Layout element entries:
= = = = = = =

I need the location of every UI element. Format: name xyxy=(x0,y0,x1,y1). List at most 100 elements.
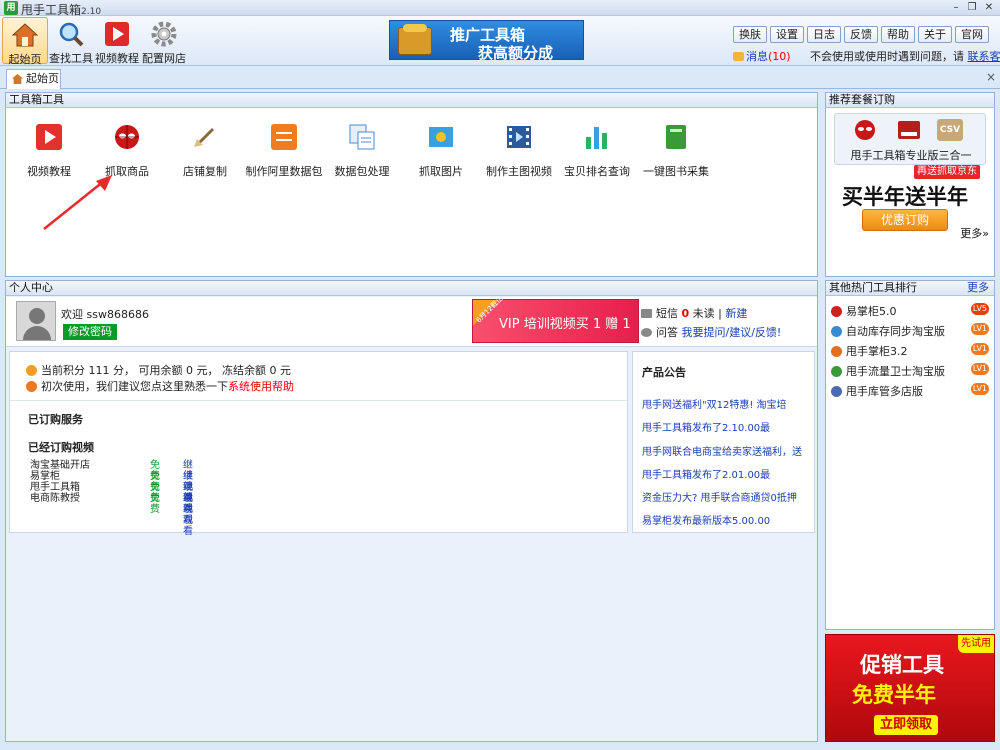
main-toolbar: 起始页 查找工具 视频教程 配置网店 推广工具箱 获高额分成 换肤 设置 日志 … xyxy=(0,16,1000,66)
video-price: 免费 xyxy=(150,493,160,515)
video-name: 电商陈教授 xyxy=(30,493,80,504)
tool-book-collect[interactable]: 一键图书采集 xyxy=(636,123,716,179)
tool-package-process[interactable]: 数据包处理 xyxy=(322,123,402,179)
change-password-button[interactable]: 修改密码 xyxy=(63,324,117,340)
banner-line2: 获高额分成 xyxy=(478,44,554,62)
toolbar-home-button[interactable]: 起始页 xyxy=(2,17,48,66)
news-item[interactable]: 资金压力大? 甩手联合商通贷0抵押 xyxy=(642,489,812,504)
speech-bubble-icon xyxy=(641,328,652,337)
ranking-item-name: 甩手掌柜3.2 xyxy=(846,345,908,358)
restore-button[interactable]: ❐ xyxy=(964,1,980,14)
package-box[interactable]: CSV 甩手工具箱专业版三合一 xyxy=(834,113,986,165)
welcome-text: 欢迎 ssw868686 xyxy=(61,306,149,322)
official-site-button[interactable]: 官网 xyxy=(955,26,989,43)
package-more-link[interactable]: 更多» xyxy=(960,225,989,241)
contact-support-link[interactable]: 联系客服 xyxy=(968,50,1000,63)
close-tab-icon[interactable]: × xyxy=(986,70,996,84)
discount-order-button[interactable]: 优惠订购 xyxy=(862,209,948,231)
level-badge: LV5 xyxy=(970,303,989,315)
help-text: 不会使用或使用时遇到问题，请 联系客服 xyxy=(810,48,1000,64)
vip-training-banner[interactable]: 6月12截止 VIP 培训视频买 1 赠 1 xyxy=(472,294,639,343)
tool-make-main-video[interactable]: 制作主图视频 xyxy=(479,123,559,179)
tool-make-ali-package[interactable]: 制作阿里数据包 xyxy=(244,123,324,179)
news-item[interactable]: 甩手网送福利"双12特惠! 淘宝培 xyxy=(642,396,812,411)
text-edit-icon xyxy=(349,124,375,150)
gear-icon xyxy=(151,21,177,47)
continue-watching-link[interactable]: 继续观看 xyxy=(183,493,193,537)
welcome-prefix: 欢迎 xyxy=(61,308,83,321)
sms-unread-label: 未读 xyxy=(692,307,715,320)
settings-button[interactable]: 设置 xyxy=(770,26,804,43)
ranking-item[interactable]: 易掌柜5.0 LV5 xyxy=(831,303,989,319)
title-bar: 用 甩手工具箱2.10 – ❐ ✕ xyxy=(0,0,1000,17)
app-title-text: 甩手工具箱 xyxy=(21,3,82,17)
envelope-icon xyxy=(641,309,652,318)
promote-toolbox-banner[interactable]: 推广工具箱 获高额分成 xyxy=(389,20,584,62)
log-button[interactable]: 日志 xyxy=(807,26,841,43)
ranking-item[interactable]: 甩手流量卫士淘宝版 LV1 xyxy=(831,363,989,379)
ranking-item[interactable]: 甩手库管多店版 LV1 xyxy=(831,383,989,399)
feedback-button[interactable]: 反馈 xyxy=(844,26,878,43)
tip-row: 初次使用，我们建议您点这里熟悉一下系统使用帮助 xyxy=(26,378,294,394)
video-name: 淘宝基础开店 xyxy=(30,460,90,471)
ranking-item-name: 易掌柜5.0 xyxy=(846,305,897,318)
personal-center-title: 个人中心 xyxy=(6,281,817,296)
about-button[interactable]: 关于 xyxy=(918,26,952,43)
coin-icon xyxy=(26,365,37,376)
tool-rank-query[interactable]: 宝贝排名查询 xyxy=(557,123,637,179)
tab-bar: 起始页 × xyxy=(0,67,1000,89)
tool-label: 制作阿里数据包 xyxy=(245,165,323,178)
ranking-item[interactable]: 自动库存同步淘宝版 LV1 xyxy=(831,323,989,339)
ranking-item-name: 甩手库管多店版 xyxy=(846,385,923,398)
points-text: 当前积分 111 分， 可用余额 0 元， 冻结余额 0 元 xyxy=(41,364,291,377)
toolbar-config-shop-button[interactable]: 配置网店 xyxy=(140,17,188,65)
close-window-button[interactable]: ✕ xyxy=(981,1,997,14)
tool-icon xyxy=(831,386,842,397)
tool-grab-products[interactable]: 抓取商品 xyxy=(87,123,167,179)
tool-grab-images[interactable]: 抓取图片 xyxy=(401,123,481,179)
minimize-button[interactable]: – xyxy=(948,1,964,14)
tab-home[interactable]: 起始页 xyxy=(6,69,61,89)
qa-row: 问答 我要提问/建议/反馈! xyxy=(641,324,781,340)
news-item[interactable]: 易掌柜发布最新版本5.00.00 xyxy=(642,512,812,527)
ranking-header: 其他热门工具排行 更多 xyxy=(826,281,994,296)
system-help-link[interactable]: 系统使用帮助 xyxy=(228,380,294,393)
sms-separator: | xyxy=(718,307,722,320)
message-bell-icon xyxy=(733,52,744,61)
level-badge: LV1 xyxy=(970,363,989,375)
film-icon xyxy=(507,126,531,148)
app-logo-icon: 用 xyxy=(4,1,18,15)
sms-new-link[interactable]: 新建 xyxy=(725,307,747,320)
ranking-item[interactable]: 甩手掌柜3.2 LV1 xyxy=(831,343,989,359)
messages-link[interactable]: 消息(10) xyxy=(733,48,791,64)
user-info-row: 欢迎 ssw868686 修改密码 6月12截止 VIP 培训视频买 1 赠 1… xyxy=(6,294,817,347)
bar-chart-icon xyxy=(586,127,607,149)
news-item[interactable]: 甩手工具箱发布了2.10.00最 xyxy=(642,419,812,434)
messages-label: 消息 xyxy=(746,50,768,63)
hot-tools-ranking-panel: 其他热门工具排行 更多 易掌柜5.0 LV5 自动库存同步淘宝版 LV1 甩手掌柜3.… xyxy=(825,280,995,630)
toolbar-video-tutorial-button[interactable]: 视频教程 xyxy=(94,17,140,65)
toolbar-video-tutorial-label: 视频教程 xyxy=(95,52,139,65)
tool-icon xyxy=(831,366,842,377)
ranking-more-link[interactable]: 更多 xyxy=(967,281,989,295)
news-item[interactable]: 甩手网联合电商宝给卖家送福利，送 xyxy=(642,443,812,458)
tool-video-tutorial[interactable]: 视频教程 xyxy=(9,123,89,179)
toolbar-find-tools-button[interactable]: 查找工具 xyxy=(48,17,94,65)
spider-icon xyxy=(855,120,875,140)
news-item[interactable]: 甩手工具箱发布了2.01.00最 xyxy=(642,466,812,481)
news-title: 产品公告 xyxy=(642,366,686,379)
promo-tools-banner[interactable]: 先试用 促销工具 免费半年 立即领取 xyxy=(825,634,995,742)
tool-shop-copy[interactable]: 店铺复制 xyxy=(165,123,245,179)
ordered-services-title: 已订购服务 xyxy=(28,413,83,426)
level-badge: LV1 xyxy=(970,343,989,355)
tab-home-label: 起始页 xyxy=(26,72,59,85)
tool-icon xyxy=(831,346,842,357)
package-badge: 再送抓取京东 xyxy=(914,165,980,179)
claim-now-button[interactable]: 立即领取 xyxy=(874,715,939,735)
skin-button[interactable]: 换肤 xyxy=(733,26,767,43)
package-panel-title: 推荐套餐订购 xyxy=(826,93,994,108)
toolbar-home-label: 起始页 xyxy=(8,53,42,66)
toolbox-icon xyxy=(898,121,920,139)
ask-question-link[interactable]: 我要提问/建议/反馈! xyxy=(682,326,782,339)
help-button[interactable]: 帮助 xyxy=(881,26,915,43)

= = = = = = =

### WHAT IS EXPECTED:
Turn every line of the data above into a numbered list, skipping blank lines and leaving the pictures out of your answer.

### FULL RESPONSE:
1. I need the location of every UI element. Format: name xyxy=(x0,y0,x1,y1). List at most 100 elements.
2. main-toolbar: 起始页 查找工具 视频教程 配置网店 推广工具箱 获高额分成 换肤 设置 日志 … xyxy=(0,16,1000,66)
3. video-price: 免费 xyxy=(150,493,160,515)
4. video-name: 电商陈教授 xyxy=(30,493,80,504)
5. tool-book-collect[interactable]: 一键图书采集 xyxy=(636,123,716,179)
6. tool-package-process[interactable]: 数据包处理 xyxy=(322,123,402,179)
7. change-password-button[interactable]: 修改密码 xyxy=(63,324,117,340)
8. banner-line2: 获高额分成 xyxy=(478,44,554,62)
9. toolbar-home-button[interactable]: 起始页 xyxy=(2,17,48,66)
10. news-item[interactable]: 资金压力大? 甩手联合商通贷0抵押 xyxy=(642,489,812,504)
11. speech-bubble-icon xyxy=(641,328,652,337)
12. ranking-item-name: 甩手掌柜3.2 xyxy=(846,345,908,358)
13. restore-button[interactable]: ❐ xyxy=(964,1,980,14)
14. package-box[interactable]: CSV 甩手工具箱专业版三合一 xyxy=(834,113,986,165)
15. welcome-text: 欢迎 ssw868686 xyxy=(61,306,149,322)
16. official-site-button[interactable]: 官网 xyxy=(955,26,989,43)
17. package-more-link[interactable]: 更多» xyxy=(960,225,989,241)
18. contact-support-link[interactable]: 联系客服 xyxy=(968,50,1000,63)
19. close-tab-icon[interactable]: × xyxy=(986,70,996,84)
20. discount-order-button[interactable]: 优惠订购 xyxy=(862,209,948,231)
21. level-badge: LV5 xyxy=(970,303,989,315)
22. help-text: 不会使用或使用时遇到问题，请 联系客服 xyxy=(810,48,1000,64)
23. vip-training-banner[interactable]: 6月12截止 VIP 培训视频买 1 赠 1 xyxy=(472,294,639,343)
24. tool-make-main-video[interactable]: 制作主图视频 xyxy=(479,123,559,179)
25. tool-make-ali-package[interactable]: 制作阿里数据包 xyxy=(244,123,324,179)
26. news-item[interactable]: 甩手网送福利"双12特惠! 淘宝培 xyxy=(642,396,812,411)
27. text-edit-icon xyxy=(349,124,375,150)
28. gear-icon xyxy=(151,21,177,47)
29. continue-watching-link[interactable]: 继续观看 xyxy=(183,493,193,537)
30. welcome-prefix: 欢迎 xyxy=(61,308,83,321)
31. sms-unread-label: 未读 xyxy=(692,307,715,320)
32. settings-button[interactable]: 设置 xyxy=(770,26,804,43)
33. ranking-item[interactable]: 易掌柜5.0 LV5 xyxy=(831,303,989,319)
34. title-bar: 用 甩手工具箱2.10 – ❐ ✕ xyxy=(0,0,1000,17)
35. app-title-text: 甩手工具箱 xyxy=(21,3,82,17)
36. envelope-icon xyxy=(641,309,652,318)
37. promote-toolbox-banner[interactable]: 推广工具箱 获高额分成 xyxy=(389,20,584,62)
38. log-button[interactable]: 日志 xyxy=(807,26,841,43)
39. ranking-item[interactable]: 甩手流量卫士淘宝版 LV1 xyxy=(831,363,989,379)
40. ranking-item[interactable]: 甩手库管多店版 LV1 xyxy=(831,383,989,399)
41. feedback-button[interactable]: 反馈 xyxy=(844,26,878,43)
42. tip-row: 初次使用，我们建议您点这里熟悉一下系统使用帮助 xyxy=(26,378,294,394)
43. video-name: 淘宝基础开店 xyxy=(30,460,90,471)
44. ranking-item-name: 易掌柜5.0 xyxy=(846,305,897,318)
45. personal-center-title: 个人中心 xyxy=(6,281,817,296)
46. about-button[interactable]: 关于 xyxy=(918,26,952,43)
47. coin-icon xyxy=(26,365,37,376)
48. tool-rank-query[interactable]: 宝贝排名查询 xyxy=(557,123,637,179)
49. tab-bar: 起始页 × xyxy=(0,67,1000,89)
50. tool-label: 制作阿里数据包 xyxy=(245,165,323,178)
51. ranking-item[interactable]: 自动库存同步淘宝版 LV1 xyxy=(831,323,989,339)
52. ranking-item-name: 甩手库管多店版 xyxy=(846,385,923,398)
53. points-text: 当前积分 111 分， 可用余额 0 元， 冻结余额 0 元 xyxy=(41,364,291,377)
54. toolbar-config-shop-button[interactable]: 配置网店 xyxy=(140,17,188,65)
55. close-window-button[interactable]: ✕ xyxy=(981,1,997,14)
56. tool-icon xyxy=(831,386,842,397)
57. tool-grab-products[interactable]: 抓取商品 xyxy=(87,123,167,179)
58. tool-grab-images[interactable]: 抓取图片 xyxy=(401,123,481,179)
59. minimize-button[interactable]: – xyxy=(948,1,964,14)
60. tab-home[interactable]: 起始页 xyxy=(6,69,61,89)
61. qa-row: 问答 我要提问/建议/反馈! xyxy=(641,324,781,340)
62. news-item[interactable]: 易掌柜发布最新版本5.00.00 xyxy=(642,512,812,527)
63. ranking-header: 其他热门工具排行 更多 xyxy=(826,281,994,296)
64. system-help-link[interactable]: 系统使用帮助 xyxy=(228,380,294,393)
65. sms-separator: | xyxy=(718,307,722,320)
66. message-bell-icon xyxy=(733,52,744,61)
67. level-badge: LV1 xyxy=(970,363,989,375)
68. film-icon xyxy=(507,126,531,148)
69. app-logo-icon: 用 xyxy=(4,1,18,15)
70. sms-new-link[interactable]: 新建 xyxy=(725,307,747,320)
71. ranking-item[interactable]: 甩手掌柜3.2 LV1 xyxy=(831,343,989,359)
72. messages-link[interactable]: 消息(10) xyxy=(733,48,791,64)
73. user-info-row: 欢迎 ssw868686 修改密码 6月12截止 VIP 培训视频买 1 赠 1… xyxy=(6,294,817,347)
74. bar-chart-icon xyxy=(586,127,607,149)
75. news-item[interactable]: 甩手工具箱发布了2.10.00最 xyxy=(642,419,812,434)
76. messages-label: 消息 xyxy=(746,50,768,63)
77. hot-tools-ranking-panel: 其他热门工具排行 更多 易掌柜5.0 LV5 自动库存同步淘宝版 LV1 甩手掌柜3.… xyxy=(825,280,995,630)
78. toolbar-video-tutorial-button[interactable]: 视频教程 xyxy=(94,17,140,65)
79. toolbar-video-tutorial-label: 视频教程 xyxy=(95,52,139,65)
80. tool-icon xyxy=(831,366,842,377)
81. ranking-more-link[interactable]: 更多 xyxy=(967,281,989,295)
82. news-item[interactable]: 甩手网联合电商宝给卖家送福利，送 xyxy=(642,443,812,458)
83. tool-video-tutorial[interactable]: 视频教程 xyxy=(9,123,89,179)
84. toolbar-find-tools-button[interactable]: 查找工具 xyxy=(48,17,94,65)
85. spider-icon xyxy=(855,120,875,140)
86. news-item[interactable]: 甩手工具箱发布了2.01.00最 xyxy=(642,466,812,481)
87. news-title: 产品公告 xyxy=(642,366,686,379)
88. promo-tools-banner[interactable]: 先试用 促销工具 免费半年 立即领取 xyxy=(825,634,995,742)
89. tool-shop-copy[interactable]: 店铺复制 xyxy=(165,123,245,179)
90. ordered-services-title: 已订购服务 xyxy=(28,413,83,426)
91. level-badge: LV1 xyxy=(970,343,989,355)
92. tab-home-label: 起始页 xyxy=(26,72,59,85)
93. tool-icon xyxy=(831,346,842,357)
94. package-badge: 再送抓取京东 xyxy=(914,165,980,179)
95. claim-now-button[interactable]: 立即领取 xyxy=(874,715,939,735)
96. skin-button[interactable]: 换肤 xyxy=(733,26,767,43)
97. package-panel-title: 推荐套餐订购 xyxy=(826,93,994,108)
98. toolbar-home-label: 起始页 xyxy=(8,53,42,66)
99. toolbox-icon xyxy=(898,121,920,139)
100. ask-question-link[interactable]: 我要提问/建议/反馈! xyxy=(682,326,782,339)
101. help-button[interactable]: 帮助 xyxy=(881,26,915,43)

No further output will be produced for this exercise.